== INFORMATION GIVEN ==
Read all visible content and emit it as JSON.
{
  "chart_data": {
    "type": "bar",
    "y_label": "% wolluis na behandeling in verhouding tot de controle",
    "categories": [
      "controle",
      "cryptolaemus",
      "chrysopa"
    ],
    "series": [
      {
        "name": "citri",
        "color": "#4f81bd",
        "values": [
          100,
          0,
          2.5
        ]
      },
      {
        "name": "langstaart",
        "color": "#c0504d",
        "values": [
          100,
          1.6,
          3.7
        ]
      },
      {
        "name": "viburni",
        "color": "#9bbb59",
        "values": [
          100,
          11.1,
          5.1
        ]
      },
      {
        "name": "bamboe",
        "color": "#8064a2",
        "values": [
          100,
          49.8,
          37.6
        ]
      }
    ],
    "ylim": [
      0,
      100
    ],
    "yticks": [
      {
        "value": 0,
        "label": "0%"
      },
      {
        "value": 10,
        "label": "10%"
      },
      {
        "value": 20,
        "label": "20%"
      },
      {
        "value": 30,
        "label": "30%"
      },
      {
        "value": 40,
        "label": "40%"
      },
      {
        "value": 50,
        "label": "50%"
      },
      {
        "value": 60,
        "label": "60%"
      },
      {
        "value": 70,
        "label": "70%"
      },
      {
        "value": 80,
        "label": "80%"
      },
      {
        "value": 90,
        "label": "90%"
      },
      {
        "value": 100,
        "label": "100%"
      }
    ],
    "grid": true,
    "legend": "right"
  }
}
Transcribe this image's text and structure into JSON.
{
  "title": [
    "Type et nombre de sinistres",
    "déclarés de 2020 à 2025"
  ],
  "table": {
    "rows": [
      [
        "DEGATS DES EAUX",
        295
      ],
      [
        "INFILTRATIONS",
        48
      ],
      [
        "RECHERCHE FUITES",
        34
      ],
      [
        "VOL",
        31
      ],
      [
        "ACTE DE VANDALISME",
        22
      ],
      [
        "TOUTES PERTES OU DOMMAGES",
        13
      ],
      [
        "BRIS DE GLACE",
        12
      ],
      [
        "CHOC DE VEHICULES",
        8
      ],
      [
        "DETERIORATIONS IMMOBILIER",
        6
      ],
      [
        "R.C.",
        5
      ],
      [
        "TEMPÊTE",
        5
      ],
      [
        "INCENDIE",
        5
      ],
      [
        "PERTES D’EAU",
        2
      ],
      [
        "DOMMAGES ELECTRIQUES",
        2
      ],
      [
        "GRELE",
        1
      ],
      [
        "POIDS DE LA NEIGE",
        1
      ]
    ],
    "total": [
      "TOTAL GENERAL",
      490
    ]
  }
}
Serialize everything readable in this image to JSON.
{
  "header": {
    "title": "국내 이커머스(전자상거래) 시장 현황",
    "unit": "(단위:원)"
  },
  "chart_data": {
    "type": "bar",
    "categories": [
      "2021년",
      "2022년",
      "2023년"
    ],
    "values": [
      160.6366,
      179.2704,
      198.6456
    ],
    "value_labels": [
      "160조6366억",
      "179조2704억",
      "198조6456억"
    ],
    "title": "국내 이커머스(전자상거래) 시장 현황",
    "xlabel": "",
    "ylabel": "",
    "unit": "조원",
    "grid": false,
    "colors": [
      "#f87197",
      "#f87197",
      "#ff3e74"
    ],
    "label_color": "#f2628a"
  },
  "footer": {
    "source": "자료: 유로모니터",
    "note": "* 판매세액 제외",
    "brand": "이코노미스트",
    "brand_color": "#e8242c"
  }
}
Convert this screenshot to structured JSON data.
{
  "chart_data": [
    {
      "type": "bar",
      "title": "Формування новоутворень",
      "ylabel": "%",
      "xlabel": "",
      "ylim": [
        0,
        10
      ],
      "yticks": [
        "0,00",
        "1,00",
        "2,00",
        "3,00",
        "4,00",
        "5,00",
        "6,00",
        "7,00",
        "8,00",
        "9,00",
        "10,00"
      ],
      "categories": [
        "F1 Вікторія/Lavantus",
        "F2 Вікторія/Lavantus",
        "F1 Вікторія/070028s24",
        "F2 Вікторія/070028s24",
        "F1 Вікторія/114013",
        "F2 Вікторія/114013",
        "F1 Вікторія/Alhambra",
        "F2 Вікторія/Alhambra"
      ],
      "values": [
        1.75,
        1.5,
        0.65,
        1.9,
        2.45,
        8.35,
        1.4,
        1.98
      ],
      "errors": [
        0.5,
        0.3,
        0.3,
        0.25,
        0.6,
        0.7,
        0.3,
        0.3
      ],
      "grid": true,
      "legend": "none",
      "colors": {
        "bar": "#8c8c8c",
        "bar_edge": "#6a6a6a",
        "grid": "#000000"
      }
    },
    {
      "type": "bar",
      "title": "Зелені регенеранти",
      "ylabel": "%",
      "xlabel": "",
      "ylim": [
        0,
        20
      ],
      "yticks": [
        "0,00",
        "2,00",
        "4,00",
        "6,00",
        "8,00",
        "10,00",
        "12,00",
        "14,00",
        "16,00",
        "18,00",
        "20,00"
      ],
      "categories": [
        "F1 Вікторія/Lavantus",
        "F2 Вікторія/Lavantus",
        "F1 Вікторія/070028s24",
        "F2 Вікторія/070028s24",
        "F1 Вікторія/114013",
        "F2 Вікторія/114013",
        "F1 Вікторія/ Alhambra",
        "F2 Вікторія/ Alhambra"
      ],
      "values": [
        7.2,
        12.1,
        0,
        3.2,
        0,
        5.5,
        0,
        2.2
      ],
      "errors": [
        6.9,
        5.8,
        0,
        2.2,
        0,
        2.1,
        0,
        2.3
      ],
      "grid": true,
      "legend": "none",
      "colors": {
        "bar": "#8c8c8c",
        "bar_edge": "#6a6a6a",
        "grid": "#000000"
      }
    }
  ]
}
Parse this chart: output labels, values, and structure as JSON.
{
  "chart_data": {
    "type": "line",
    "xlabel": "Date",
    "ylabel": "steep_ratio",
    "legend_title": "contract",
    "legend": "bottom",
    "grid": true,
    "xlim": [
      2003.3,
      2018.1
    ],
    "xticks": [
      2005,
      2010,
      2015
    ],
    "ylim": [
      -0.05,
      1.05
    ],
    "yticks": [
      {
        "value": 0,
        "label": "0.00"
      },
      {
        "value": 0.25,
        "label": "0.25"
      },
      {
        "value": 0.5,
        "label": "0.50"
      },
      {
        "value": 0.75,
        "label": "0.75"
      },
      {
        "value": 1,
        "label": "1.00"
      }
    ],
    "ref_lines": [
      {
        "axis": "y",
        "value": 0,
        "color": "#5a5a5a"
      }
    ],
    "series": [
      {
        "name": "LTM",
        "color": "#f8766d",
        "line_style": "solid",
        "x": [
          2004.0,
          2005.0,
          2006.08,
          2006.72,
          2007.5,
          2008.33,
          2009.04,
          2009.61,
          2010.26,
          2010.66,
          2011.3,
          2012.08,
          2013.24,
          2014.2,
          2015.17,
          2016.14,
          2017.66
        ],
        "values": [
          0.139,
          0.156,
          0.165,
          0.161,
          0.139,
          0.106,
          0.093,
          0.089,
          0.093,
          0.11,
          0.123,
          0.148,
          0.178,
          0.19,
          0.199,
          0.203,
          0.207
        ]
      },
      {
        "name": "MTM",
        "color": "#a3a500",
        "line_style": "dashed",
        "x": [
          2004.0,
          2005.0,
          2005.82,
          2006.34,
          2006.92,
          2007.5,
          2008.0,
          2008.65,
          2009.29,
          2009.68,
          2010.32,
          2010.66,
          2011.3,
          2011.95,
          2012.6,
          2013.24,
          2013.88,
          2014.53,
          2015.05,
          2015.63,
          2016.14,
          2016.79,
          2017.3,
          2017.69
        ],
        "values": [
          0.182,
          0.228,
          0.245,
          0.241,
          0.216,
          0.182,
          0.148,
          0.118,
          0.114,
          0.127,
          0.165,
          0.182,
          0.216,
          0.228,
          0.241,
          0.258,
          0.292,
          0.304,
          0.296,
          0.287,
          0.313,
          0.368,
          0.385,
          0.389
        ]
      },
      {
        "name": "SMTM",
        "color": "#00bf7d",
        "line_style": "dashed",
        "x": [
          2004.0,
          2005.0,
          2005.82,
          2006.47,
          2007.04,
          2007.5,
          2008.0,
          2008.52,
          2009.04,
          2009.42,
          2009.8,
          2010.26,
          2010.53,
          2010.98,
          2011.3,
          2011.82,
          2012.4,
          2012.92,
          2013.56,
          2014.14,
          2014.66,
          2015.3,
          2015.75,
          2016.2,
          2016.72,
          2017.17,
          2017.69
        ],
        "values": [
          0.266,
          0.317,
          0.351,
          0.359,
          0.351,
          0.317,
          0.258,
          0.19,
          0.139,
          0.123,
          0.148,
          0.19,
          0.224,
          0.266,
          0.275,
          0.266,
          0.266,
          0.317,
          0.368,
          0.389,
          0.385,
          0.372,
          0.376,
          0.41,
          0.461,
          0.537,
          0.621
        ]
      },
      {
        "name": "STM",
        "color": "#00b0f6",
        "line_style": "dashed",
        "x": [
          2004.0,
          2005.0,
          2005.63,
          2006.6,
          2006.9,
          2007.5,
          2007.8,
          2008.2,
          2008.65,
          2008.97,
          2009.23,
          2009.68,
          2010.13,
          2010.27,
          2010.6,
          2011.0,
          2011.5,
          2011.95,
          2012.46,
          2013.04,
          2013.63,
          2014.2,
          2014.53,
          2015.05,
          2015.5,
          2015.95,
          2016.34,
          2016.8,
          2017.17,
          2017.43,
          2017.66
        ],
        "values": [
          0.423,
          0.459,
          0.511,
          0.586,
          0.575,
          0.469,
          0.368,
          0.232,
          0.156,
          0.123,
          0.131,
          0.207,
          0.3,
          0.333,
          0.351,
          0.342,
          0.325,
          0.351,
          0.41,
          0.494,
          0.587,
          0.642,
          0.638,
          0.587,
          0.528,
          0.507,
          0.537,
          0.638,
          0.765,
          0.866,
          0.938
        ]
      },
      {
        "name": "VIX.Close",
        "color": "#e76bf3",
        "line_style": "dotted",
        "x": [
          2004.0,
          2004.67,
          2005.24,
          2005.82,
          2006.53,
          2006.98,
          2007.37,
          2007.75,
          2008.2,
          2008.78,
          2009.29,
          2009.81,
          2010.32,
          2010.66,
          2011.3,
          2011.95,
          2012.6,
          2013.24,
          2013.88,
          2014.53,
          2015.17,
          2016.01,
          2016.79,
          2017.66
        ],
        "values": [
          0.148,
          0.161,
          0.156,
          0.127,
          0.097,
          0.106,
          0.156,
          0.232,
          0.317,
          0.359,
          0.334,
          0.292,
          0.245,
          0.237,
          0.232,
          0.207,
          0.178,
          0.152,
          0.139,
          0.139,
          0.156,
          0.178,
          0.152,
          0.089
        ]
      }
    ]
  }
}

== EXERCISE TASK ==
Pull out the lines above in which the word "DOMMAGES" appears.

== SOLVED EXERCISE ==
        "TOUTES PERTES OU DOMMAGES",
        "DOMMAGES ELECTRIQUES",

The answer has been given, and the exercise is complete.